§ **Data extracted from a collection**:
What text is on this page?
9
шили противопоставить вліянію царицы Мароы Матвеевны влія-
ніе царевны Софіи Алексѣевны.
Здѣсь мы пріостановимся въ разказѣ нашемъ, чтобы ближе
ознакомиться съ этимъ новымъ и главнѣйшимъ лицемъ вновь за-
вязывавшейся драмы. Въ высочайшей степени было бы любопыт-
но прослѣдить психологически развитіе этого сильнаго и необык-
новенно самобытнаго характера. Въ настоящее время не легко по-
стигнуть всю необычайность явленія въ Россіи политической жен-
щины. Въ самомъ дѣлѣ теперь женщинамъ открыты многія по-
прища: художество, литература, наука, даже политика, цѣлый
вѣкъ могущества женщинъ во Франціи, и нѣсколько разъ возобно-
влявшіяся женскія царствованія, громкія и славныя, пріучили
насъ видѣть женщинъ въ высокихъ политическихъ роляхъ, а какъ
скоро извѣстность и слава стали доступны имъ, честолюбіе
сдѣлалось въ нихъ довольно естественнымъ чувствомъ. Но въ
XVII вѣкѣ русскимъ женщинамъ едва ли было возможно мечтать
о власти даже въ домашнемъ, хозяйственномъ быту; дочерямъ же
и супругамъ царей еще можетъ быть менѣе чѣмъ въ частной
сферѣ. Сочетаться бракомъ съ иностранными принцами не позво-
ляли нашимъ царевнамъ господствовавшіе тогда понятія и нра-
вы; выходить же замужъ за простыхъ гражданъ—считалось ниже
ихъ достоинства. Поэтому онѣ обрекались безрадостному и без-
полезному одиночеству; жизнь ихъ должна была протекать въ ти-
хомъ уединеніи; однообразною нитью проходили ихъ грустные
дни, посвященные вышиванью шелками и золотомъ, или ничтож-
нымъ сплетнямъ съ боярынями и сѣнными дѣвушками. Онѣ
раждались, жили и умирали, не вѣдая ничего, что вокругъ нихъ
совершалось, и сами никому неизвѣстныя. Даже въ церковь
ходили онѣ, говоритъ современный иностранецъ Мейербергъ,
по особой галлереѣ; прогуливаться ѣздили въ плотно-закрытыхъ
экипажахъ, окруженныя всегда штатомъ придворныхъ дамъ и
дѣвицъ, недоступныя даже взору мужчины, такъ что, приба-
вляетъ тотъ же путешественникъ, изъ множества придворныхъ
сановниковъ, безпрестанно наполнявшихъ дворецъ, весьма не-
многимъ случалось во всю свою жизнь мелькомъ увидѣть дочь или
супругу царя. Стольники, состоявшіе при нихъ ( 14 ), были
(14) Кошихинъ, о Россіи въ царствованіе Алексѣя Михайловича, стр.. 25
* * *
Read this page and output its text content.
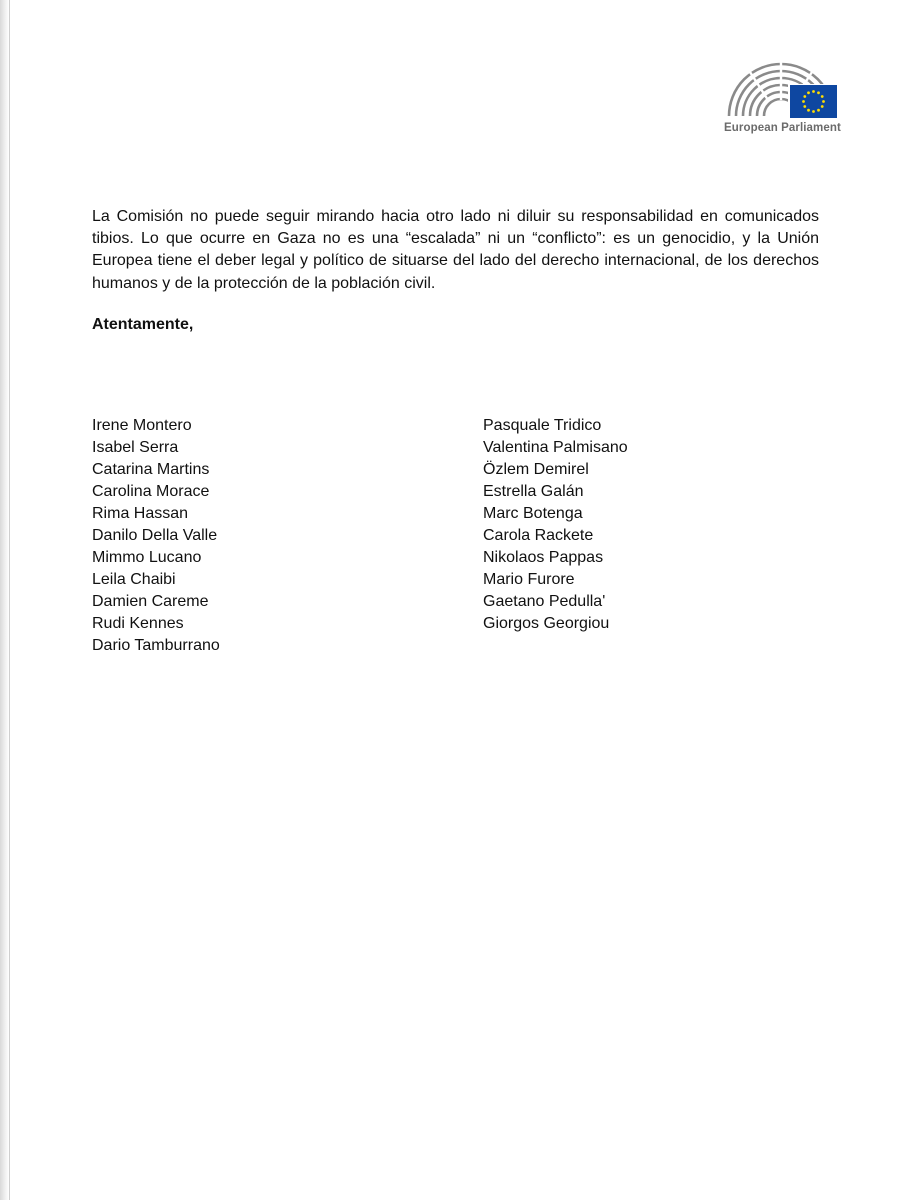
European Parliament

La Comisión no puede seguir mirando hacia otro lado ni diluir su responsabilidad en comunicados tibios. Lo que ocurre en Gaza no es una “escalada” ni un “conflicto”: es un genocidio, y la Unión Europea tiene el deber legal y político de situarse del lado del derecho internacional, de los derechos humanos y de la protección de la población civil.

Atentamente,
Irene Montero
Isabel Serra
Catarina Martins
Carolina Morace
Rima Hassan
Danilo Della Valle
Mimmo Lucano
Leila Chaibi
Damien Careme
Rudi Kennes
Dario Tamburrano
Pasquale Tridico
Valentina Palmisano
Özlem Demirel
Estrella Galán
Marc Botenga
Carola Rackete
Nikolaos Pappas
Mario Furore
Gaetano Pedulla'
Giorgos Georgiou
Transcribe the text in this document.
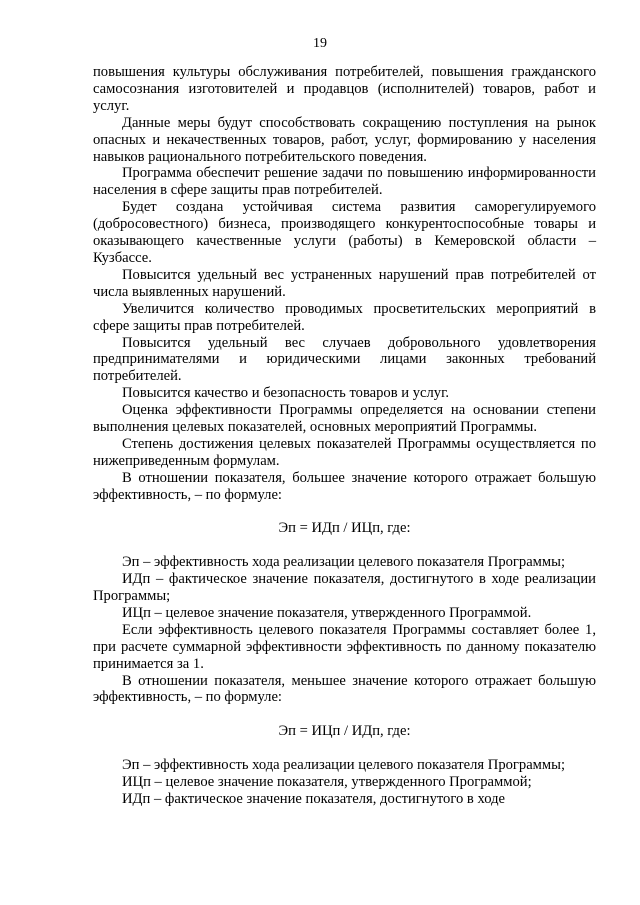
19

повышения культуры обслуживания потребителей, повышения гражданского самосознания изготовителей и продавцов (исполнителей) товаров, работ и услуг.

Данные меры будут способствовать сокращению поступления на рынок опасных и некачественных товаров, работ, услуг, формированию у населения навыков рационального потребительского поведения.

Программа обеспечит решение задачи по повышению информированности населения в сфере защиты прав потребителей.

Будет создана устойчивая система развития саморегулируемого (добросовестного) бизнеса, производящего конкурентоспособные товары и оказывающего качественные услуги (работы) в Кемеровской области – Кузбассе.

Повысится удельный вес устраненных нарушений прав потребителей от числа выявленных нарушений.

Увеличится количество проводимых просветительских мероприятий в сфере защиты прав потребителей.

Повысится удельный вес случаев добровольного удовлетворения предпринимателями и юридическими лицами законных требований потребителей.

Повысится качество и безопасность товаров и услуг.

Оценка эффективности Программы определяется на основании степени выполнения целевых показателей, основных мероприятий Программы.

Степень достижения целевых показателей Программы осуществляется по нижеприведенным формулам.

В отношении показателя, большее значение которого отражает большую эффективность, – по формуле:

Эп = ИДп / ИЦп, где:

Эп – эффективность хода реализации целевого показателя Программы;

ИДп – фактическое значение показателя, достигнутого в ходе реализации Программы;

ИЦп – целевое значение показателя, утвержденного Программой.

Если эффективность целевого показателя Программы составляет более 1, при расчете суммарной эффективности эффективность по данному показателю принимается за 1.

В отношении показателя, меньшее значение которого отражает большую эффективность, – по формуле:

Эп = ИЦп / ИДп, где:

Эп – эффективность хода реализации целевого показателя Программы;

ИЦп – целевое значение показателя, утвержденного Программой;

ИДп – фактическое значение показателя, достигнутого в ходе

§ **Aim**: Show every line from the entries above in which the word "this" appears.

§ **Correct output**:
What text is on this page?
Read this page and output its text content.
Transcribe the text in this document.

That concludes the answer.